(GIVEN REQUEST)
Repeat the records verbatim and leave the pictures out of your copy.

(LISTED RECORDS)
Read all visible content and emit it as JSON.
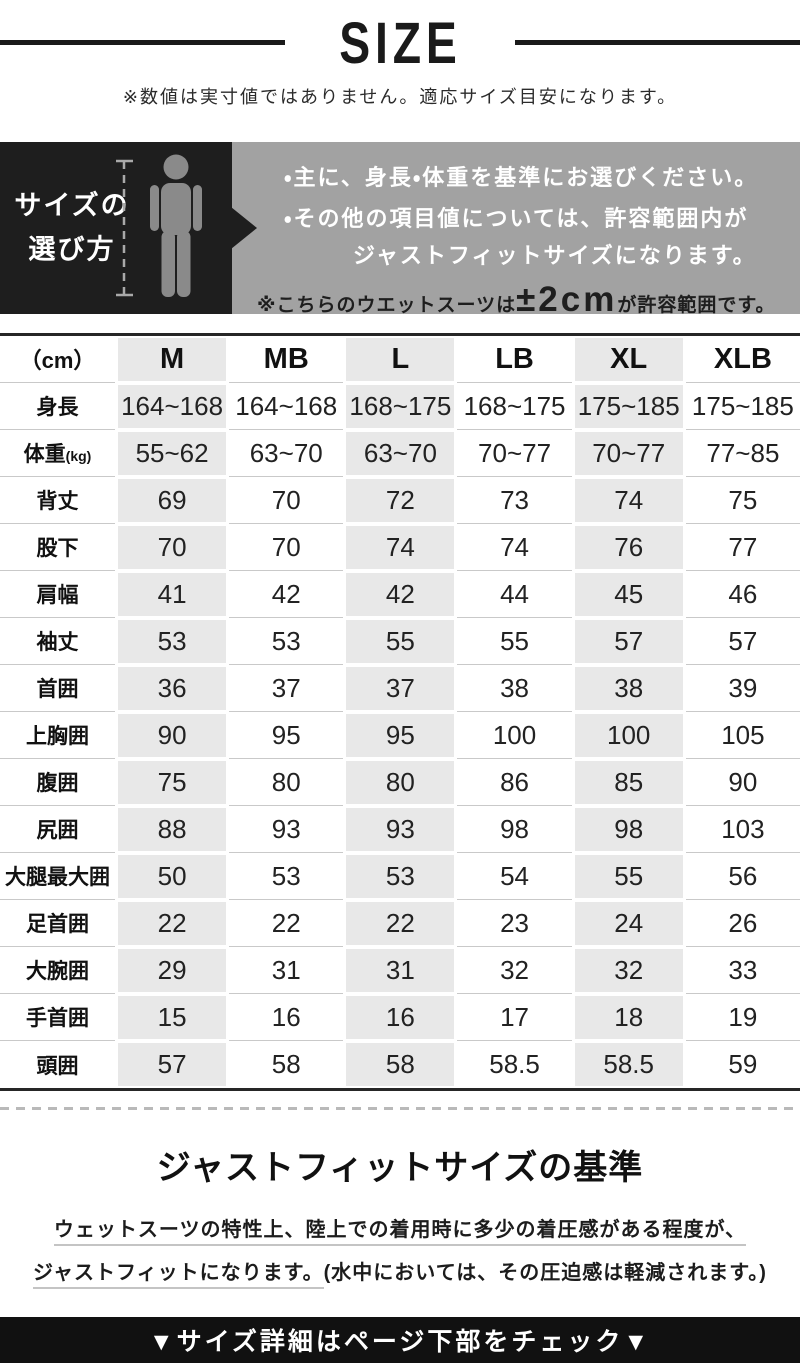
{
  "header": {
    "title": "SIZE",
    "note": "※数値は実寸値ではありません。適応サイズ目安になります。"
  },
  "guide": {
    "label_line1": "サイズの",
    "label_line2": "選び方",
    "bullet1": "・主に、身長・体重を基準にお選びください。",
    "bullet2_line1": "・その他の項目値については、許容範囲内が",
    "bullet2_line2": "ジャストフィットサイズになります。",
    "note_prefix": "※こちらのウエットスーツは",
    "note_em": "±2cm",
    "note_underlined_rest": "が許容範囲",
    "note_suffix": "です。"
  },
  "size_table": {
    "unit_header": "（cm）",
    "columns": [
      "M",
      "MB",
      "L",
      "LB",
      "XL",
      "XLB"
    ],
    "rows": [
      {
        "label": "身長",
        "values": [
          "164~168",
          "164~168",
          "168~175",
          "168~175",
          "175~185",
          "175~185"
        ]
      },
      {
        "label": "体重",
        "label_suffix": "(kg)",
        "values": [
          "55~62",
          "63~70",
          "63~70",
          "70~77",
          "70~77",
          "77~85"
        ]
      },
      {
        "label": "背丈",
        "values": [
          "69",
          "70",
          "72",
          "73",
          "74",
          "75"
        ]
      },
      {
        "label": "股下",
        "values": [
          "70",
          "70",
          "74",
          "74",
          "76",
          "77"
        ]
      },
      {
        "label": "肩幅",
        "values": [
          "41",
          "42",
          "42",
          "44",
          "45",
          "46"
        ]
      },
      {
        "label": "袖丈",
        "values": [
          "53",
          "53",
          "55",
          "55",
          "57",
          "57"
        ]
      },
      {
        "label": "首囲",
        "values": [
          "36",
          "37",
          "37",
          "38",
          "38",
          "39"
        ]
      },
      {
        "label": "上胸囲",
        "values": [
          "90",
          "95",
          "95",
          "100",
          "100",
          "105"
        ]
      },
      {
        "label": "腹囲",
        "values": [
          "75",
          "80",
          "80",
          "86",
          "85",
          "90"
        ]
      },
      {
        "label": "尻囲",
        "values": [
          "88",
          "93",
          "93",
          "98",
          "98",
          "103"
        ]
      },
      {
        "label": "大腿最大囲",
        "values": [
          "50",
          "53",
          "53",
          "54",
          "55",
          "56"
        ]
      },
      {
        "label": "足首囲",
        "values": [
          "22",
          "22",
          "22",
          "23",
          "24",
          "26"
        ]
      },
      {
        "label": "大腕囲",
        "values": [
          "29",
          "31",
          "31",
          "32",
          "32",
          "33"
        ]
      },
      {
        "label": "手首囲",
        "values": [
          "15",
          "16",
          "16",
          "17",
          "18",
          "19"
        ]
      },
      {
        "label": "頭囲",
        "values": [
          "57",
          "58",
          "58",
          "58.5",
          "58.5",
          "59"
        ]
      }
    ]
  },
  "fit_standard": {
    "heading": "ジャストフィットサイズの基準",
    "line1": "ウェットスーツの特性上、陸上での着用時に多少の着圧感がある程度が、",
    "line2_underlined": "ジャストフィットになります。",
    "line2_rest": "(水中においては、その圧迫感は軽減されます。)"
  },
  "footer": {
    "text": "▼サイズ詳細はページ下部をチェック▼"
  },
  "colors": {
    "box_black": "#1e1e1e",
    "box_gray": "#a2a2a2",
    "table_shade": "#e8e8e8",
    "footer_black": "#111111"
  }
}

(TASK SOLUTION)
Read all visible content and emit it as JSON.
{
  "header": {
    "title": "SIZE",
    "note": "※数値は実寸値ではありません。適応サイズ目安になります。"
  },
  "guide": {
    "label_line1": "サイズの",
    "label_line2": "選び方",
    "bullet1": "・主に、身長・体重を基準にお選びください。",
    "bullet2_line1": "・その他の項目値については、許容範囲内が",
    "bullet2_line2": "ジャストフィットサイズになります。",
    "note_prefix": "※こちらのウエットスーツは",
    "note_em": "±2cm",
    "note_underlined_rest": "が許容範囲",
    "note_suffix": "です。"
  },
  "size_table": {
    "unit_header": "（cm）",
    "columns": [
      "M",
      "MB",
      "L",
      "LB",
      "XL",
      "XLB"
    ],
    "rows": [
      {
        "label": "身長",
        "values": [
          "164~168",
          "164~168",
          "168~175",
          "168~175",
          "175~185",
          "175~185"
        ]
      },
      {
        "label": "体重",
        "label_suffix": "(kg)",
        "values": [
          "55~62",
          "63~70",
          "63~70",
          "70~77",
          "70~77",
          "77~85"
        ]
      },
      {
        "label": "背丈",
        "values": [
          "69",
          "70",
          "72",
          "73",
          "74",
          "75"
        ]
      },
      {
        "label": "股下",
        "values": [
          "70",
          "70",
          "74",
          "74",
          "76",
          "77"
        ]
      },
      {
        "label": "肩幅",
        "values": [
          "41",
          "42",
          "42",
          "44",
          "45",
          "46"
        ]
      },
      {
        "label": "袖丈",
        "values": [
          "53",
          "53",
          "55",
          "55",
          "57",
          "57"
        ]
      },
      {
        "label": "首囲",
        "values": [
          "36",
          "37",
          "37",
          "38",
          "38",
          "39"
        ]
      },
      {
        "label": "上胸囲",
        "values": [
          "90",
          "95",
          "95",
          "100",
          "100",
          "105"
        ]
      },
      {
        "label": "腹囲",
        "values": [
          "75",
          "80",
          "80",
          "86",
          "85",
          "90"
        ]
      },
      {
        "label": "尻囲",
        "values": [
          "88",
          "93",
          "93",
          "98",
          "98",
          "103"
        ]
      },
      {
        "label": "大腿最大囲",
        "values": [
          "50",
          "53",
          "53",
          "54",
          "55",
          "56"
        ]
      },
      {
        "label": "足首囲",
        "values": [
          "22",
          "22",
          "22",
          "23",
          "24",
          "26"
        ]
      },
      {
        "label": "大腕囲",
        "values": [
          "29",
          "31",
          "31",
          "32",
          "32",
          "33"
        ]
      },
      {
        "label": "手首囲",
        "values": [
          "15",
          "16",
          "16",
          "17",
          "18",
          "19"
        ]
      },
      {
        "label": "頭囲",
        "values": [
          "57",
          "58",
          "58",
          "58.5",
          "58.5",
          "59"
        ]
      }
    ]
  },
  "fit_standard": {
    "heading": "ジャストフィットサイズの基準",
    "line1": "ウェットスーツの特性上、陸上での着用時に多少の着圧感がある程度が、",
    "line2_underlined": "ジャストフィットになります。",
    "line2_rest": "(水中においては、その圧迫感は軽減されます。)"
  },
  "footer": {
    "text": "▼サイズ詳細はページ下部をチェック▼"
  },
  "colors": {
    "box_black": "#1e1e1e",
    "box_gray": "#a2a2a2",
    "table_shade": "#e8e8e8",
    "footer_black": "#111111"
  }
}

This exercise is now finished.